## Challenge
Copy each line of the listing below exactly.

:: Stored data ::

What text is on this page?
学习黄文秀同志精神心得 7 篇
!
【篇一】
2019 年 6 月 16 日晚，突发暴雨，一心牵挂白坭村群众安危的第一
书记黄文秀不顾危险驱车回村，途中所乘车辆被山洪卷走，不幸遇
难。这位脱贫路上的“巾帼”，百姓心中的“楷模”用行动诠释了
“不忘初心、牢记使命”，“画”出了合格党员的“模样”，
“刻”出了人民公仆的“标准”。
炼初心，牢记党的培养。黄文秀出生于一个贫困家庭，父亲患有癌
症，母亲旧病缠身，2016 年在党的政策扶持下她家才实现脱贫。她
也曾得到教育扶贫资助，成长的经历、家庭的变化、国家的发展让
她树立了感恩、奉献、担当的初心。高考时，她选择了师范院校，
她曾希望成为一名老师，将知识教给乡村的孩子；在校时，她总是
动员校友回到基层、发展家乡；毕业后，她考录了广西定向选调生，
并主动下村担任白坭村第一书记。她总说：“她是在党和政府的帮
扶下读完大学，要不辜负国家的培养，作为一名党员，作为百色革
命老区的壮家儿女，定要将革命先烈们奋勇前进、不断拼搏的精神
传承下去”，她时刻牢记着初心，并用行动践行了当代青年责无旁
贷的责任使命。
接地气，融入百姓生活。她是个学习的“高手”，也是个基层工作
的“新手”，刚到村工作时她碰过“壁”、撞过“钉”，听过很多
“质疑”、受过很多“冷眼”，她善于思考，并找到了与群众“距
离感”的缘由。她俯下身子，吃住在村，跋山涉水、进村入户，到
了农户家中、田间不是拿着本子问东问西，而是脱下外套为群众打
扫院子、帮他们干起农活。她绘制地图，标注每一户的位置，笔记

:::

## Solution to this exercise
What text is on this page?
学习黄文秀同志精神心得 7 篇
!
【篇一】
2019 年 6 月 16 日晚，突发暴雨，一心牵挂白坭村群众安危的第一
书记黄文秀不顾危险驱车回村，途中所乘车辆被山洪卷走，不幸遇
难。这位脱贫路上的“巾帼”，百姓心中的“楷模”用行动诠释了
“不忘初心、牢记使命”，“画”出了合格党员的“模样”，
“刻”出了人民公仆的“标准”。
炼初心，牢记党的培养。黄文秀出生于一个贫困家庭，父亲患有癌
症，母亲旧病缠身，2016 年在党的政策扶持下她家才实现脱贫。她
也曾得到教育扶贫资助，成长的经历、家庭的变化、国家的发展让
她树立了感恩、奉献、担当的初心。高考时，她选择了师范院校，
她曾希望成为一名老师，将知识教给乡村的孩子；在校时，她总是
动员校友回到基层、发展家乡；毕业后，她考录了广西定向选调生，
并主动下村担任白坭村第一书记。她总说：“她是在党和政府的帮
扶下读完大学，要不辜负国家的培养，作为一名党员，作为百色革
命老区的壮家儿女，定要将革命先烈们奋勇前进、不断拼搏的精神
传承下去”，她时刻牢记着初心，并用行动践行了当代青年责无旁
贷的责任使命。
接地气，融入百姓生活。她是个学习的“高手”，也是个基层工作
的“新手”，刚到村工作时她碰过“壁”、撞过“钉”，听过很多
“质疑”、受过很多“冷眼”，她善于思考，并找到了与群众“距
离感”的缘由。她俯下身子，吃住在村，跋山涉水、进村入户，到
了农户家中、田间不是拿着本子问东问西，而是脱下外套为群众打
扫院子、帮他们干起农活。她绘制地图，标注每一户的位置，笔记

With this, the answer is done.